- Task to carry out
Count the lines below that contain the word "this". Give only the number.

- Data to process
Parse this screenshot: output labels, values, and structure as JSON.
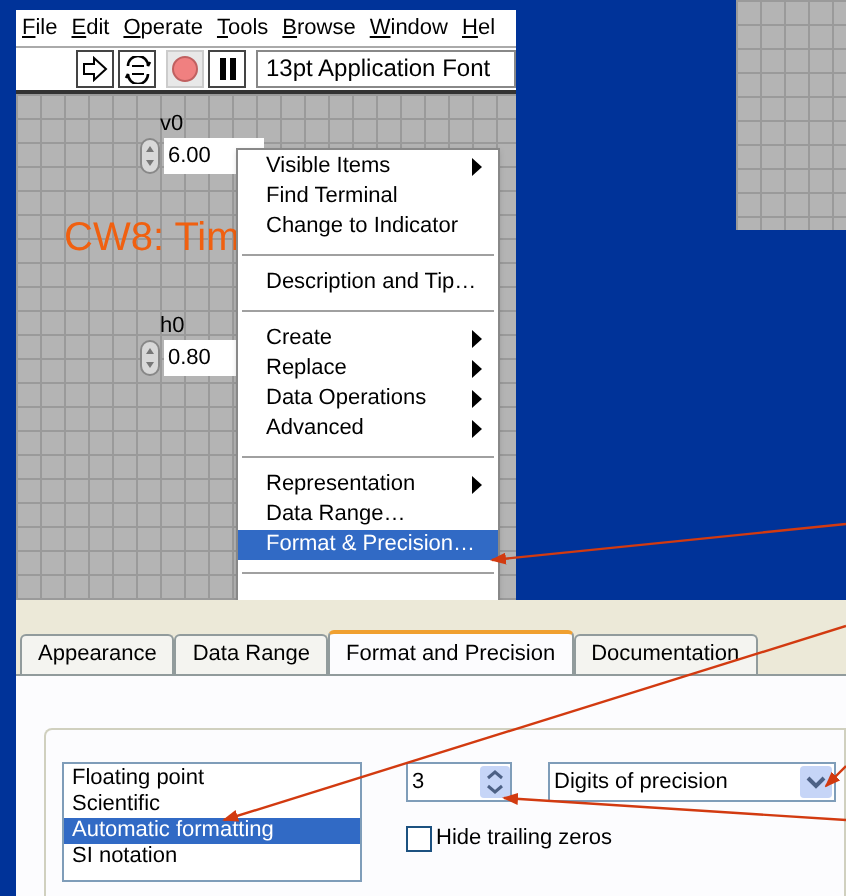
{
  "menu_bar": [
    {
      "label": "File"
    },
    {
      "label": "Edit"
    },
    {
      "label": "Operate"
    },
    {
      "label": "Tools"
    },
    {
      "label": "Browse"
    },
    {
      "label": "Window"
    },
    {
      "label": "Hel"
    }
  ],
  "toolbar": {
    "font": "13pt Application Font"
  },
  "canvas": {
    "controls": [
      {
        "label": "v0",
        "value": "6.00"
      },
      {
        "label": "h0",
        "value": "0.80"
      }
    ],
    "title": "CW8: Tim"
  },
  "context_menu": [
    {
      "kind": "item",
      "label": "Visible Items",
      "submenu": true,
      "selected": false
    },
    {
      "kind": "item",
      "label": "Find Terminal",
      "submenu": false,
      "selected": false
    },
    {
      "kind": "item",
      "label": "Change to Indicator",
      "submenu": false,
      "selected": false
    },
    {
      "kind": "separator"
    },
    {
      "kind": "item",
      "label": "Description and Tip…",
      "submenu": false,
      "selected": false
    },
    {
      "kind": "separator"
    },
    {
      "kind": "item",
      "label": "Create",
      "submenu": true,
      "selected": false
    },
    {
      "kind": "item",
      "label": "Replace",
      "submenu": true,
      "selected": false
    },
    {
      "kind": "item",
      "label": "Data Operations",
      "submenu": true,
      "selected": false
    },
    {
      "kind": "item",
      "label": "Advanced",
      "submenu": true,
      "selected": false
    },
    {
      "kind": "separator"
    },
    {
      "kind": "item",
      "label": "Representation",
      "submenu": true,
      "selected": false
    },
    {
      "kind": "item",
      "label": "Data Range…",
      "submenu": false,
      "selected": false
    },
    {
      "kind": "item",
      "label": "Format & Precision…",
      "submenu": false,
      "selected": true
    },
    {
      "kind": "separator"
    }
  ],
  "dialog": {
    "tabs": [
      {
        "label": "Appearance",
        "selected": false
      },
      {
        "label": "Data Range",
        "selected": false
      },
      {
        "label": "Format and Precision",
        "selected": true
      },
      {
        "label": "Documentation",
        "selected": false
      }
    ],
    "formats": [
      {
        "label": "Floating point",
        "selected": false
      },
      {
        "label": "Scientific",
        "selected": false
      },
      {
        "label": "Automatic formatting",
        "selected": true
      },
      {
        "label": "SI notation",
        "selected": false
      }
    ],
    "digits": "3",
    "precision_type": "Digits of precision",
    "hide_trailing_zeros": {
      "label": "Hide trailing zeros",
      "checked": false
    }
  }
}
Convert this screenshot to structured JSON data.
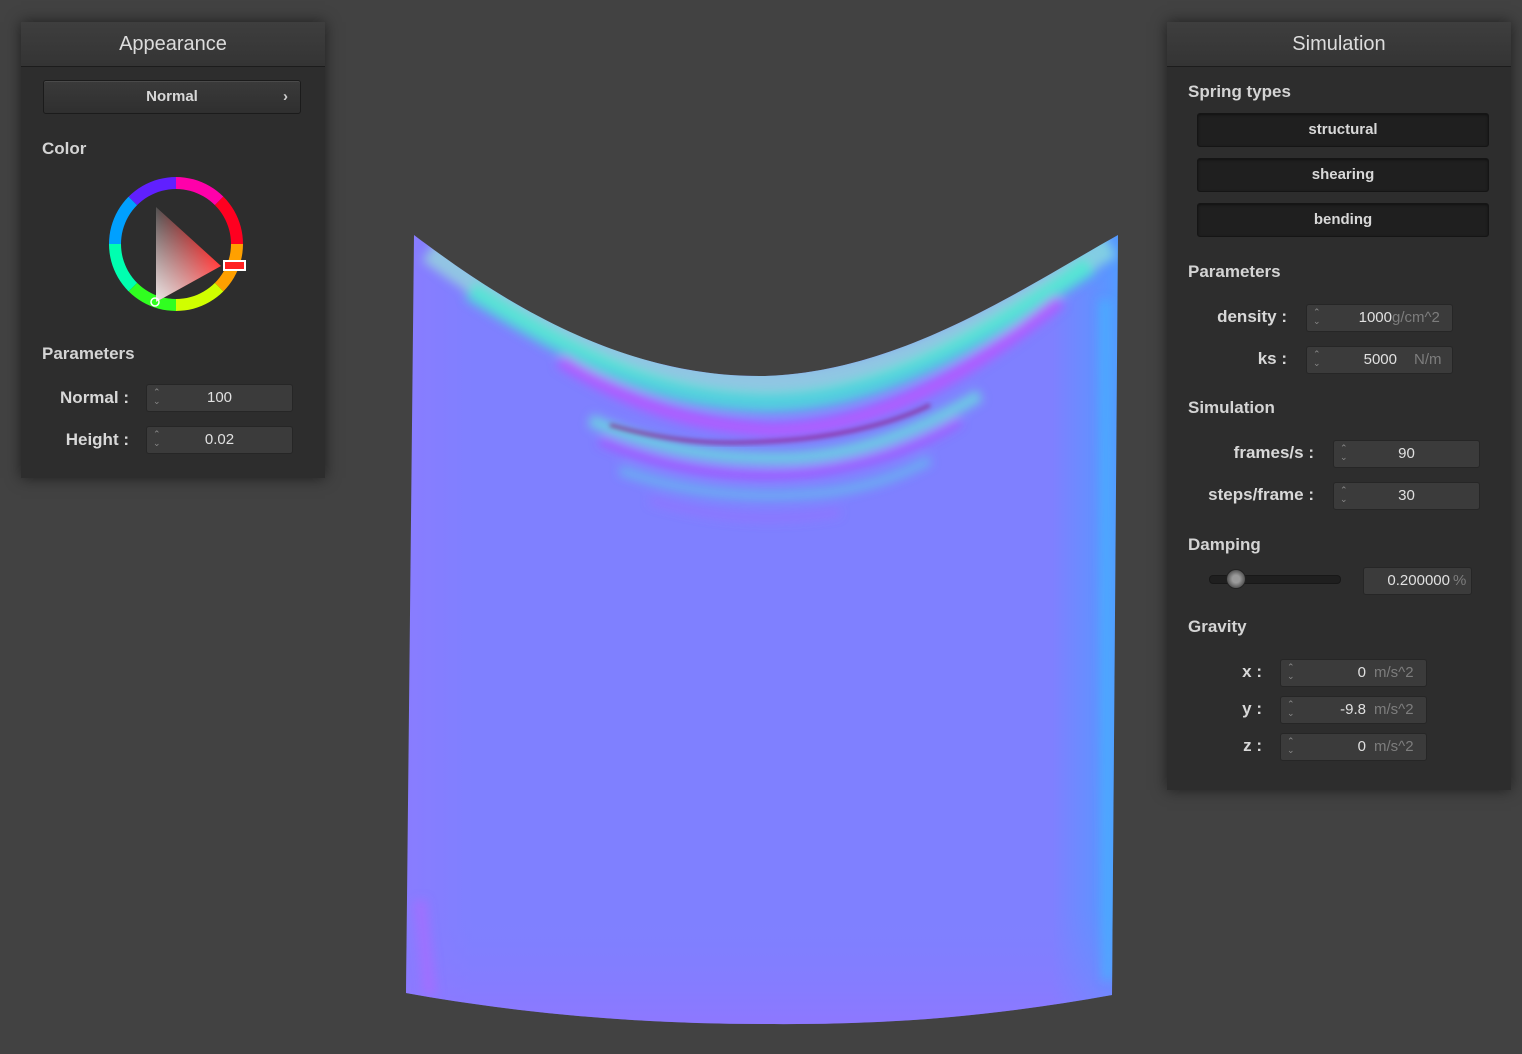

- Complete answer
2